* [DO THIS]:
Copy out each of the entries below word for word, but leave out the pictures.

[start]

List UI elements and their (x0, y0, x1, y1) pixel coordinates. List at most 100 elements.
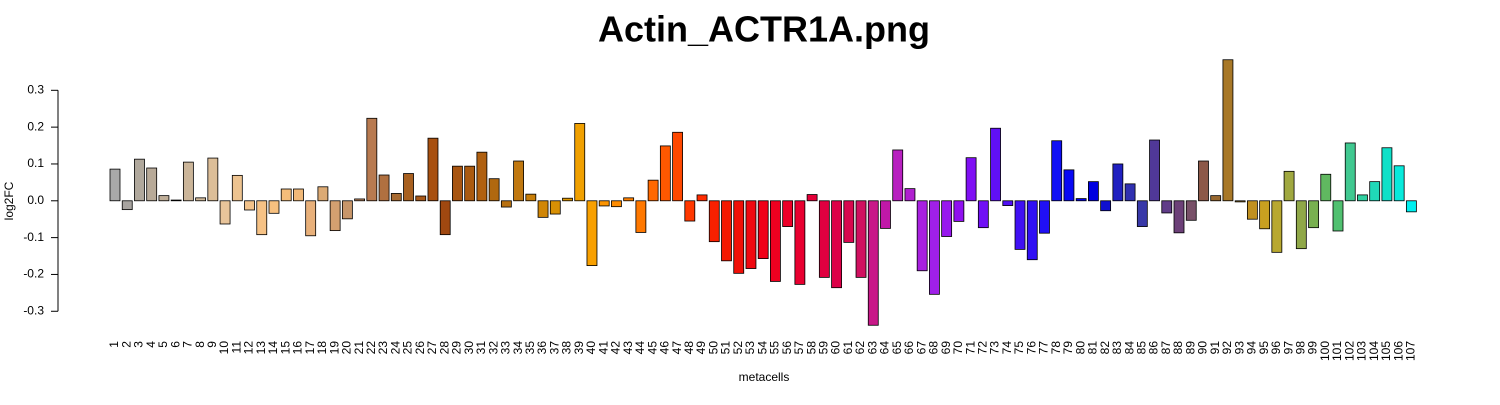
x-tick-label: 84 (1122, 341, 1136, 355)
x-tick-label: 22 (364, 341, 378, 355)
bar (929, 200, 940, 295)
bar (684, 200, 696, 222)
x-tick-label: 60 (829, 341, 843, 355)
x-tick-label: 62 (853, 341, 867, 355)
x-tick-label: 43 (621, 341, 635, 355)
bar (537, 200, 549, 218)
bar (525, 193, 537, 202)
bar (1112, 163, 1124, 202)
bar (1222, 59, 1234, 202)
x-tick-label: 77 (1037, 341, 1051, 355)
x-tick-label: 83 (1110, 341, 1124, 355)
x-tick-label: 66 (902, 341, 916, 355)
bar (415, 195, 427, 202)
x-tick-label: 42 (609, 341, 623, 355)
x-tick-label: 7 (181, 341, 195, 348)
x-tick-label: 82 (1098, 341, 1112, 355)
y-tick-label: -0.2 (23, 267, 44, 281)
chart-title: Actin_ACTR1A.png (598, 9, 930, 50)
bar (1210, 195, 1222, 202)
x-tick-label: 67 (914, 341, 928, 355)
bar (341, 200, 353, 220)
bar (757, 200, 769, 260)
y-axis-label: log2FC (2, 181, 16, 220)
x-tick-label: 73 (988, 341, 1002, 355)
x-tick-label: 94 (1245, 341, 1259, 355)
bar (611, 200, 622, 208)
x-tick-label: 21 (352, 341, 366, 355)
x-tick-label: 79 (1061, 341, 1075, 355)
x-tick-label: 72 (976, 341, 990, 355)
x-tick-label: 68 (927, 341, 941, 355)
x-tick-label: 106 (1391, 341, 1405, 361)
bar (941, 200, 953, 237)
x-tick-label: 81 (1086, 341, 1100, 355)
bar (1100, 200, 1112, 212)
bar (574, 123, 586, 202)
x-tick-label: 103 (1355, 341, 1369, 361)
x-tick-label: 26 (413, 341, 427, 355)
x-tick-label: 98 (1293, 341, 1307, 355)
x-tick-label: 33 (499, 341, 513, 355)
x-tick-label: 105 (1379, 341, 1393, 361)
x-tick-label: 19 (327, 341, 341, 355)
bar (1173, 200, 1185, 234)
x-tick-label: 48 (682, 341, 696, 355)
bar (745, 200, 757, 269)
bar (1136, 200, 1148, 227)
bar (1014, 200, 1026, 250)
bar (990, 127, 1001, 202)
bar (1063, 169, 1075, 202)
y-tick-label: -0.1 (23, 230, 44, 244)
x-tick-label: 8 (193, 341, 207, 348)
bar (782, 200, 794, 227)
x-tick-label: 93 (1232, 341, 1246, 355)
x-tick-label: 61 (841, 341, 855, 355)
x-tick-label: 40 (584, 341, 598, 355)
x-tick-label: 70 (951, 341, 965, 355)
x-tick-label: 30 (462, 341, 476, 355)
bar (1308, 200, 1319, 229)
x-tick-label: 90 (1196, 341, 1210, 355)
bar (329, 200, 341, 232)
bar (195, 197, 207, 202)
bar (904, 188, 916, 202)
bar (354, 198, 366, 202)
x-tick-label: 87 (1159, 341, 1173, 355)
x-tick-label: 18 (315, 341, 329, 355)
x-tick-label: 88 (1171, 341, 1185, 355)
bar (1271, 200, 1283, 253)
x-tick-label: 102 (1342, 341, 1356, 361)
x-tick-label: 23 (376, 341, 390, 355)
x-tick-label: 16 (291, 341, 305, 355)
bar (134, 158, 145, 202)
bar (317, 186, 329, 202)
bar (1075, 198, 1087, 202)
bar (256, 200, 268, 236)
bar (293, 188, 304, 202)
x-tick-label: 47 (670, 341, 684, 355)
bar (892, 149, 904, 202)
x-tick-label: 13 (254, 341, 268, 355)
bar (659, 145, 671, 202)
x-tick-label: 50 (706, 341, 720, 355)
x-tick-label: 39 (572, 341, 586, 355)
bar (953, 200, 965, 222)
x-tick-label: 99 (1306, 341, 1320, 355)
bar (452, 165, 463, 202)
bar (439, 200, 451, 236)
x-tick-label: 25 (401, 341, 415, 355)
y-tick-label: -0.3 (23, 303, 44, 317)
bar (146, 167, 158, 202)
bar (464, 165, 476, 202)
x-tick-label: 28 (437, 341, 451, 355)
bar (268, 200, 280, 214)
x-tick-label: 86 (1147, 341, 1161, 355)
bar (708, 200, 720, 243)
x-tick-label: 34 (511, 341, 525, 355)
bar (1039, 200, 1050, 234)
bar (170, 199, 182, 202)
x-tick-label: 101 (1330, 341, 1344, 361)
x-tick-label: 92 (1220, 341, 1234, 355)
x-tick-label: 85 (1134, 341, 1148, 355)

[end]

* [ANSWER FOR THE TASK]:
List UI elements and their (x0, y0, x1, y1) pixel coordinates. List at most 100 elements.
x-tick-label: 84 (1122, 341, 1136, 355)
x-tick-label: 22 (364, 341, 378, 355)
bar (929, 200, 940, 295)
bar (684, 200, 696, 222)
x-tick-label: 60 (829, 341, 843, 355)
x-tick-label: 62 (853, 341, 867, 355)
x-tick-label: 43 (621, 341, 635, 355)
bar (537, 200, 549, 218)
bar (525, 193, 537, 202)
bar (1112, 163, 1124, 202)
bar (1222, 59, 1234, 202)
x-tick-label: 77 (1037, 341, 1051, 355)
x-tick-label: 83 (1110, 341, 1124, 355)
x-tick-label: 66 (902, 341, 916, 355)
bar (415, 195, 427, 202)
x-tick-label: 42 (609, 341, 623, 355)
x-tick-label: 7 (181, 341, 195, 348)
x-tick-label: 82 (1098, 341, 1112, 355)
y-tick-label: -0.2 (23, 267, 44, 281)
chart-title: Actin_ACTR1A.png (598, 9, 930, 50)
bar (1210, 195, 1222, 202)
x-tick-label: 67 (914, 341, 928, 355)
bar (341, 200, 353, 220)
bar (757, 200, 769, 260)
y-axis-label: log2FC (2, 181, 16, 220)
x-tick-label: 73 (988, 341, 1002, 355)
x-tick-label: 94 (1245, 341, 1259, 355)
bar (611, 200, 622, 208)
x-tick-label: 21 (352, 341, 366, 355)
x-tick-label: 79 (1061, 341, 1075, 355)
x-tick-label: 72 (976, 341, 990, 355)
x-tick-label: 68 (927, 341, 941, 355)
x-tick-label: 106 (1391, 341, 1405, 361)
bar (941, 200, 953, 237)
x-tick-label: 81 (1086, 341, 1100, 355)
bar (1100, 200, 1112, 212)
bar (574, 123, 586, 202)
x-tick-label: 103 (1355, 341, 1369, 361)
x-tick-label: 26 (413, 341, 427, 355)
x-tick-label: 98 (1293, 341, 1307, 355)
x-tick-label: 33 (499, 341, 513, 355)
x-tick-label: 105 (1379, 341, 1393, 361)
x-tick-label: 19 (327, 341, 341, 355)
bar (1173, 200, 1185, 234)
x-tick-label: 48 (682, 341, 696, 355)
bar (745, 200, 757, 269)
bar (1136, 200, 1148, 227)
bar (1014, 200, 1026, 250)
bar (990, 127, 1001, 202)
bar (1063, 169, 1075, 202)
y-tick-label: -0.1 (23, 230, 44, 244)
x-tick-label: 8 (193, 341, 207, 348)
bar (782, 200, 794, 227)
x-tick-label: 93 (1232, 341, 1246, 355)
x-tick-label: 61 (841, 341, 855, 355)
x-tick-label: 40 (584, 341, 598, 355)
x-tick-label: 70 (951, 341, 965, 355)
x-tick-label: 30 (462, 341, 476, 355)
bar (1308, 200, 1319, 229)
x-tick-label: 90 (1196, 341, 1210, 355)
bar (329, 200, 341, 232)
bar (195, 197, 207, 202)
bar (904, 188, 916, 202)
bar (354, 198, 366, 202)
x-tick-label: 87 (1159, 341, 1173, 355)
x-tick-label: 18 (315, 341, 329, 355)
x-tick-label: 88 (1171, 341, 1185, 355)
bar (1271, 200, 1283, 253)
x-tick-label: 102 (1342, 341, 1356, 361)
x-tick-label: 23 (376, 341, 390, 355)
x-tick-label: 16 (291, 341, 305, 355)
bar (134, 158, 145, 202)
bar (317, 186, 329, 202)
bar (1075, 198, 1087, 202)
bar (256, 200, 268, 236)
bar (293, 188, 304, 202)
x-tick-label: 47 (670, 341, 684, 355)
bar (892, 149, 904, 202)
x-tick-label: 13 (254, 341, 268, 355)
bar (659, 145, 671, 202)
x-tick-label: 50 (706, 341, 720, 355)
x-tick-label: 39 (572, 341, 586, 355)
bar (953, 200, 965, 222)
x-tick-label: 99 (1306, 341, 1320, 355)
bar (452, 165, 463, 202)
bar (439, 200, 451, 236)
x-tick-label: 25 (401, 341, 415, 355)
y-tick-label: -0.3 (23, 303, 44, 317)
bar (146, 167, 158, 202)
bar (464, 165, 476, 202)
x-tick-label: 28 (437, 341, 451, 355)
bar (268, 200, 280, 214)
x-tick-label: 86 (1147, 341, 1161, 355)
bar (708, 200, 720, 243)
x-tick-label: 34 (511, 341, 525, 355)
bar (1039, 200, 1050, 234)
bar (170, 199, 182, 202)
x-tick-label: 101 (1330, 341, 1344, 361)
x-tick-label: 92 (1220, 341, 1234, 355)
x-tick-label: 85 (1134, 341, 1148, 355)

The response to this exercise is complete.